▼
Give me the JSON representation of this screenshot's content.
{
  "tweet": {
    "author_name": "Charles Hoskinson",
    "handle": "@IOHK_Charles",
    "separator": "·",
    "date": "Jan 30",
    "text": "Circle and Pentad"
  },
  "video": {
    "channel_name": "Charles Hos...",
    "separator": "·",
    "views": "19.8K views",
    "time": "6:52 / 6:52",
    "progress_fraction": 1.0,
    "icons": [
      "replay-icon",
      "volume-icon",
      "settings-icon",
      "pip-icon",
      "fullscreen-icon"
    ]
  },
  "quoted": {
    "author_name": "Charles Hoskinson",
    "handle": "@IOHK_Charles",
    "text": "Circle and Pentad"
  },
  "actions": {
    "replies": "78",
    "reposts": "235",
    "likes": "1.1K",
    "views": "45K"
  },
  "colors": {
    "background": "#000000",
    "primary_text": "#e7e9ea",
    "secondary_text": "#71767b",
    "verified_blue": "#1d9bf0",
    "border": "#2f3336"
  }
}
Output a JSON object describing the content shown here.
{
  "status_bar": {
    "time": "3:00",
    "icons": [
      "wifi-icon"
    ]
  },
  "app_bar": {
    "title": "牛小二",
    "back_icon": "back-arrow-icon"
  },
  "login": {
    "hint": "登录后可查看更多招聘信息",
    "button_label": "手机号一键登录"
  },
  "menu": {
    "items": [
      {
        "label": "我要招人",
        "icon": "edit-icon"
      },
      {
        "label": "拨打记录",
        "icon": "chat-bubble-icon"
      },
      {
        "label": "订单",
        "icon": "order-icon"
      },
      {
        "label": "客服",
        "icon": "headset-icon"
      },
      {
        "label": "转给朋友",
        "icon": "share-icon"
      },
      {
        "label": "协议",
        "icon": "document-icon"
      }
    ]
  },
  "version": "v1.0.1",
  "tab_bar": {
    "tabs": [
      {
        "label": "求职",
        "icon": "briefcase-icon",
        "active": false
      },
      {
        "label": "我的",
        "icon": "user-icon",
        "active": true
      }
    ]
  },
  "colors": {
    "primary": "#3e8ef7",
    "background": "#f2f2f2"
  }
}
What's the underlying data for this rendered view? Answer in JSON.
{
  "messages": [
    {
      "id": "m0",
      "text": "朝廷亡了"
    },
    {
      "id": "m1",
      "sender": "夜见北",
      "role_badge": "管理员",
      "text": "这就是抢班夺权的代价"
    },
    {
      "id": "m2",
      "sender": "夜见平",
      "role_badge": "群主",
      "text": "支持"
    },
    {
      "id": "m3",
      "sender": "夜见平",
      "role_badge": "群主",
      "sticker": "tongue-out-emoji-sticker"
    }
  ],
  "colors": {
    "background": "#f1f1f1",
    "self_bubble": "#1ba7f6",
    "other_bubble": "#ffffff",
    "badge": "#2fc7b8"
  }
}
▲
**WRITTEN PROBLEM:** Reproduce all of the data exactly as given.

**EXERCISE OUTPUT:**
Give me the JSON representation of this screenshot's content.
{
  "tweet": {
    "author_name": "Charles Hoskinson",
    "handle": "@IOHK_Charles",
    "separator": "·",
    "date": "Jan 30",
    "text": "Circle and Pentad"
  },
  "video": {
    "channel_name": "Charles Hos...",
    "separator": "·",
    "views": "19.8K views",
    "time": "6:52 / 6:52",
    "progress_fraction": 1.0,
    "icons": [
      "replay-icon",
      "volume-icon",
      "settings-icon",
      "pip-icon",
      "fullscreen-icon"
    ]
  },
  "quoted": {
    "author_name": "Charles Hoskinson",
    "handle": "@IOHK_Charles",
    "text": "Circle and Pentad"
  },
  "actions": {
    "replies": "78",
    "reposts": "235",
    "likes": "1.1K",
    "views": "45K"
  },
  "colors": {
    "background": "#000000",
    "primary_text": "#e7e9ea",
    "secondary_text": "#71767b",
    "verified_blue": "#1d9bf0",
    "border": "#2f3336"
  }
}
Output a JSON object describing the content shown here.
{
  "status_bar": {
    "time": "3:00",
    "icons": [
      "wifi-icon"
    ]
  },
  "app_bar": {
    "title": "牛小二",
    "back_icon": "back-arrow-icon"
  },
  "login": {
    "hint": "登录后可查看更多招聘信息",
    "button_label": "手机号一键登录"
  },
  "menu": {
    "items": [
      {
        "label": "我要招人",
        "icon": "edit-icon"
      },
      {
        "label": "拨打记录",
        "icon": "chat-bubble-icon"
      },
      {
        "label": "订单",
        "icon": "order-icon"
      },
      {
        "label": "客服",
        "icon": "headset-icon"
      },
      {
        "label": "转给朋友",
        "icon": "share-icon"
      },
      {
        "label": "协议",
        "icon": "document-icon"
      }
    ]
  },
  "version": "v1.0.1",
  "tab_bar": {
    "tabs": [
      {
        "label": "求职",
        "icon": "briefcase-icon",
        "active": false
      },
      {
        "label": "我的",
        "icon": "user-icon",
        "active": true
      }
    ]
  },
  "colors": {
    "primary": "#3e8ef7",
    "background": "#f2f2f2"
  }
}
What's the underlying data for this rendered view? Answer in JSON.
{
  "messages": [
    {
      "id": "m0",
      "text": "朝廷亡了"
    },
    {
      "id": "m1",
      "sender": "夜见北",
      "role_badge": "管理员",
      "text": "这就是抢班夺权的代价"
    },
    {
      "id": "m2",
      "sender": "夜见平",
      "role_badge": "群主",
      "text": "支持"
    },
    {
      "id": "m3",
      "sender": "夜见平",
      "role_badge": "群主",
      "sticker": "tongue-out-emoji-sticker"
    }
  ],
  "colors": {
    "background": "#f1f1f1",
    "self_bubble": "#1ba7f6",
    "other_bubble": "#ffffff",
    "badge": "#2fc7b8"
  }
}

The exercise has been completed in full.